- **Written request**: Pull out every line in the items below that contains the word "physician".

─── Record excerpts ───

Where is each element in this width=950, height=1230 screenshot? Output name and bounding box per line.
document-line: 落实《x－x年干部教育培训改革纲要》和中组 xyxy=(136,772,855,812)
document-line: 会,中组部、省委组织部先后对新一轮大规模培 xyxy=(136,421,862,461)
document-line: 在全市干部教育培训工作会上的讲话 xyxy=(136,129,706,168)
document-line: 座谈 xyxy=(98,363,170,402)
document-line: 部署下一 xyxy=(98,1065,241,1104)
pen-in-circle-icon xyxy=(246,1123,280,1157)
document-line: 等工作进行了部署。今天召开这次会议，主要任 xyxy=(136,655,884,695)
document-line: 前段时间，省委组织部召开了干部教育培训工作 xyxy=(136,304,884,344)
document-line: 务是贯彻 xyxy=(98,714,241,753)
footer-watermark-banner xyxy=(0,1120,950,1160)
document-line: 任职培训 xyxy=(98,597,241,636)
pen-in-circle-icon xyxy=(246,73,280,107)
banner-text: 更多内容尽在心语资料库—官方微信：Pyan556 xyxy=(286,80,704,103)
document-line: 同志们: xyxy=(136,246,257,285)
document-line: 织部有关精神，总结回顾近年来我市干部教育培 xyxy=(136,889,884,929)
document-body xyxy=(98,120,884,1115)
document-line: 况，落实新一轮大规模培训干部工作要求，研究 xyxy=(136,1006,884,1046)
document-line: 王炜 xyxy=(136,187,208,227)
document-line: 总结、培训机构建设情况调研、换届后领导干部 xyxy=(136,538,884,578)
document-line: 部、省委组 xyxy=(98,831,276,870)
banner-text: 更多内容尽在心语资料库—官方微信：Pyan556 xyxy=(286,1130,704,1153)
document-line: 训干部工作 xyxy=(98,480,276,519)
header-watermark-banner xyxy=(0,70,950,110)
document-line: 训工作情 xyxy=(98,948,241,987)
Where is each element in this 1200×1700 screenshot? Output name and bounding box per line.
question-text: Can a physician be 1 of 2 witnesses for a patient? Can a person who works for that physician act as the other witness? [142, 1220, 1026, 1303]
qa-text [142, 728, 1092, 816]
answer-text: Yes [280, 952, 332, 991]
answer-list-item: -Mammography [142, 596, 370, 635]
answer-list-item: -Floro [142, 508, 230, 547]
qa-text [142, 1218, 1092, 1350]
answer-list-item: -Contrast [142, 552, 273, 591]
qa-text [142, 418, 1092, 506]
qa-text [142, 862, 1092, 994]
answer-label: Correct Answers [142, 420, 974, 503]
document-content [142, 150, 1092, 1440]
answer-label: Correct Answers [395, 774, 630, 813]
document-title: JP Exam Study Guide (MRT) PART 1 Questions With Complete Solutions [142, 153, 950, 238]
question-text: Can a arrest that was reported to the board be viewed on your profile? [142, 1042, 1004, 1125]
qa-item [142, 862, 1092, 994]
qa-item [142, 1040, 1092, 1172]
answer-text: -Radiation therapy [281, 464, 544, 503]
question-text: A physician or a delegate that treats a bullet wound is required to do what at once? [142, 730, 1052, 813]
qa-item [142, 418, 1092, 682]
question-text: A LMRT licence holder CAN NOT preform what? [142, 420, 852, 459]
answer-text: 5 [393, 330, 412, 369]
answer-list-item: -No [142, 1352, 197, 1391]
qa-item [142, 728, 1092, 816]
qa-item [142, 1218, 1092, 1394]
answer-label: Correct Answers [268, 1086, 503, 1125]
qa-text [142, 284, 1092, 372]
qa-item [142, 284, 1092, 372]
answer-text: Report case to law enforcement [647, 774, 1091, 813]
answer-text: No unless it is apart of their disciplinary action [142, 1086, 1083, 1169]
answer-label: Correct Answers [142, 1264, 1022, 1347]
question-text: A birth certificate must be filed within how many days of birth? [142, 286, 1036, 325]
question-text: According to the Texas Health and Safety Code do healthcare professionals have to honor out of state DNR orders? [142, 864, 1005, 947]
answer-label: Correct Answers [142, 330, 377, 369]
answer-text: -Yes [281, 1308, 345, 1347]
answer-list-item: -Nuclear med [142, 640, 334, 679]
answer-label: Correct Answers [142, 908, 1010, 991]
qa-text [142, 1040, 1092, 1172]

───

- **Solution for this exercise**:
question-text: Can a physician be 1 of 2 witnesses for a patient? Can a person who works for that physician act as the other witness? [142, 1220, 1026, 1303]
question-text: A physician or a delegate that treats a bullet wound is required to do what at once? [142, 730, 1052, 813]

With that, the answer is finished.